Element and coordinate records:
————————

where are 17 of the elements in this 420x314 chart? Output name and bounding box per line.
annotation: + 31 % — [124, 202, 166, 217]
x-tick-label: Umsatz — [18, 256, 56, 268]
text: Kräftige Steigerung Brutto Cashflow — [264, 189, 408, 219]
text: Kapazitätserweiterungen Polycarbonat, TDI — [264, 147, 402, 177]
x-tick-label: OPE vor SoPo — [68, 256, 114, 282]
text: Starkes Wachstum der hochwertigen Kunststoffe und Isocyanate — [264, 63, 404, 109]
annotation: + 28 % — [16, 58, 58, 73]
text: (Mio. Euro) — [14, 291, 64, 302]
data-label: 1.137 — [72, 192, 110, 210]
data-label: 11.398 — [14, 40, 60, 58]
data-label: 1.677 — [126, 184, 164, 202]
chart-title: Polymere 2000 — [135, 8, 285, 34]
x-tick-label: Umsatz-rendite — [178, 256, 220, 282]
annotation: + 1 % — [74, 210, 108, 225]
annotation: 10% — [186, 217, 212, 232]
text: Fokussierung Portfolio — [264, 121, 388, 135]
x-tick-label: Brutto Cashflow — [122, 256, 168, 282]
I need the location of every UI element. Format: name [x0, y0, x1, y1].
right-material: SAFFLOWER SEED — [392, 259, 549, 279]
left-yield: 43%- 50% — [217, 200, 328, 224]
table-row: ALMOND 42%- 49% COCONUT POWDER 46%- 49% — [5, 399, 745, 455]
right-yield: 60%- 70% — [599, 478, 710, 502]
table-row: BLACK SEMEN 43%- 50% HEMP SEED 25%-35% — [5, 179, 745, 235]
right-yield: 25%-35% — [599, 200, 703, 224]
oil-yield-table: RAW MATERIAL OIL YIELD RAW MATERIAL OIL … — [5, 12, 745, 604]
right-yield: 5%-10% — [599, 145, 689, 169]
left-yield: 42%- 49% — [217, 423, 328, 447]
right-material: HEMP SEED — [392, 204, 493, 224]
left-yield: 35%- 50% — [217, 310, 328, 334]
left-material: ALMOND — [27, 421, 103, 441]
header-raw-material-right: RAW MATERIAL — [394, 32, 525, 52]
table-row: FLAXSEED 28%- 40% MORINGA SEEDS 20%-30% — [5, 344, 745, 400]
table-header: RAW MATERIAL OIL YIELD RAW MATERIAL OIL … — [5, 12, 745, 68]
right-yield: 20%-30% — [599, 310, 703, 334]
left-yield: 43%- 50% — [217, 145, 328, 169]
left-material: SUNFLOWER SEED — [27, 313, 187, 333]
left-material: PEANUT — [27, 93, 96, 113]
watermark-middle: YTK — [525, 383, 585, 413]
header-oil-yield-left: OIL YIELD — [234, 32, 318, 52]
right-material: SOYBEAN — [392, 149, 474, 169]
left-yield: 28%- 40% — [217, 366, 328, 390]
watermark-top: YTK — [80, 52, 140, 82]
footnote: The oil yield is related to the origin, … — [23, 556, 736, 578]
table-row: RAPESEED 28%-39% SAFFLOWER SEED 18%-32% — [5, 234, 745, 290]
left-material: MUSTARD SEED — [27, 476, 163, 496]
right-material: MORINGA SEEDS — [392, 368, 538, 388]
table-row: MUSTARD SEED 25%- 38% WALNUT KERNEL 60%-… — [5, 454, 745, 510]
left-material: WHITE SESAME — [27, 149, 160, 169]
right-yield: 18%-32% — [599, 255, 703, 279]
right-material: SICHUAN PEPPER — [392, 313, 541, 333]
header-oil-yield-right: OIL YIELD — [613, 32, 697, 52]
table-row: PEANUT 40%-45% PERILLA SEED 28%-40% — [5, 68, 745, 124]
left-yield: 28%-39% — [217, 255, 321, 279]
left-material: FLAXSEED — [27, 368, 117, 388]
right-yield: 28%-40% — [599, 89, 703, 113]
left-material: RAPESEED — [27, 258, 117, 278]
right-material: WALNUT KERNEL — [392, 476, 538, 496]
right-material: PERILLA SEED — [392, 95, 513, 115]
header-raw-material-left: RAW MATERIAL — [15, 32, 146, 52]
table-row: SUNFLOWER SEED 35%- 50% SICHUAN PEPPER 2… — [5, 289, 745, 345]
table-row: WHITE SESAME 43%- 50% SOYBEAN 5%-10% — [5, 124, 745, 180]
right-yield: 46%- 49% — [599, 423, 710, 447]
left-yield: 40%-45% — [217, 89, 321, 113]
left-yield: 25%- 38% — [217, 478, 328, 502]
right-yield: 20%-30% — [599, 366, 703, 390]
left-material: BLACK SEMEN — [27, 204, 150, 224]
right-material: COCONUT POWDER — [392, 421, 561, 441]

————————

Extract every line of the material above without altering a single character, and keep the lines in their original order.

where are 17 of the elements in this 420x314 chart? Output name and bounding box per line.
annotation: + 31 % — [124, 202, 166, 217]
x-tick-label: Umsatz — [18, 256, 56, 268]
text: Kräftige Steigerung Brutto Cashflow — [264, 189, 408, 219]
text: Kapazitätserweiterungen Polycarbonat, TDI — [264, 147, 402, 177]
x-tick-label: OPE vor SoPo — [68, 256, 114, 282]
text: Starkes Wachstum der hochwertigen Kunststoffe und Isocyanate — [264, 63, 404, 109]
annotation: + 28 % — [16, 58, 58, 73]
text: (Mio. Euro) — [14, 291, 64, 302]
data-label: 1.137 — [72, 192, 110, 210]
data-label: 11.398 — [14, 40, 60, 58]
data-label: 1.677 — [126, 184, 164, 202]
chart-title: Polymere 2000 — [135, 8, 285, 34]
x-tick-label: Umsatz-rendite — [178, 256, 220, 282]
annotation: + 1 % — [74, 210, 108, 225]
annotation: 10% — [186, 217, 212, 232]
text: Fokussierung Portfolio — [264, 121, 388, 135]
x-tick-label: Brutto Cashflow — [122, 256, 168, 282]
I need the location of every UI element. Format: name [x0, y0, x1, y1].
right-material: SAFFLOWER SEED — [392, 259, 549, 279]
left-yield: 43%- 50% — [217, 200, 328, 224]
table-row: ALMOND 42%- 49% COCONUT POWDER 46%- 49% — [5, 399, 745, 455]
right-yield: 60%- 70% — [599, 478, 710, 502]
table-row: BLACK SEMEN 43%- 50% HEMP SEED 25%-35% — [5, 179, 745, 235]
right-yield: 25%-35% — [599, 200, 703, 224]
oil-yield-table: RAW MATERIAL OIL YIELD RAW MATERIAL OIL … — [5, 12, 745, 604]
right-yield: 5%-10% — [599, 145, 689, 169]
left-yield: 42%- 49% — [217, 423, 328, 447]
right-material: HEMP SEED — [392, 204, 493, 224]
left-yield: 35%- 50% — [217, 310, 328, 334]
left-material: ALMOND — [27, 421, 103, 441]
header-raw-material-right: RAW MATERIAL — [394, 32, 525, 52]
table-row: FLAXSEED 28%- 40% MORINGA SEEDS 20%-30% — [5, 344, 745, 400]
table-header: RAW MATERIAL OIL YIELD RAW MATERIAL OIL … — [5, 12, 745, 68]
right-yield: 20%-30% — [599, 310, 703, 334]
left-yield: 43%- 50% — [217, 145, 328, 169]
left-material: SUNFLOWER SEED — [27, 313, 187, 333]
left-material: PEANUT — [27, 93, 96, 113]
watermark-middle: YTK — [525, 383, 585, 413]
header-oil-yield-left: OIL YIELD — [234, 32, 318, 52]
right-material: SOYBEAN — [392, 149, 474, 169]
left-yield: 28%- 40% — [217, 366, 328, 390]
watermark-top: YTK — [80, 52, 140, 82]
footnote: The oil yield is related to the origin, … — [23, 556, 736, 578]
table-row: RAPESEED 28%-39% SAFFLOWER SEED 18%-32% — [5, 234, 745, 290]
left-material: MUSTARD SEED — [27, 476, 163, 496]
right-material: MORINGA SEEDS — [392, 368, 538, 388]
table-row: MUSTARD SEED 25%- 38% WALNUT KERNEL 60%-… — [5, 454, 745, 510]
left-material: WHITE SESAME — [27, 149, 160, 169]
right-yield: 18%-32% — [599, 255, 703, 279]
right-material: SICHUAN PEPPER — [392, 313, 541, 333]
header-oil-yield-right: OIL YIELD — [613, 32, 697, 52]
table-row: PEANUT 40%-45% PERILLA SEED 28%-40% — [5, 68, 745, 124]
left-yield: 28%-39% — [217, 255, 321, 279]
left-material: FLAXSEED — [27, 368, 117, 388]
right-yield: 28%-40% — [599, 89, 703, 113]
left-material: RAPESEED — [27, 258, 117, 278]
right-material: WALNUT KERNEL — [392, 476, 538, 496]
right-material: PERILLA SEED — [392, 95, 513, 115]
header-raw-material-left: RAW MATERIAL — [15, 32, 146, 52]
table-row: SUNFLOWER SEED 35%- 50% SICHUAN PEPPER 2… — [5, 289, 745, 345]
table-row: WHITE SESAME 43%- 50% SOYBEAN 5%-10% — [5, 124, 745, 180]
right-yield: 46%- 49% — [599, 423, 710, 447]
left-yield: 40%-45% — [217, 89, 321, 113]
left-yield: 25%- 38% — [217, 478, 328, 502]
right-yield: 20%-30% — [599, 366, 703, 390]
left-material: BLACK SEMEN — [27, 204, 150, 224]
right-material: COCONUT POWDER — [392, 421, 561, 441]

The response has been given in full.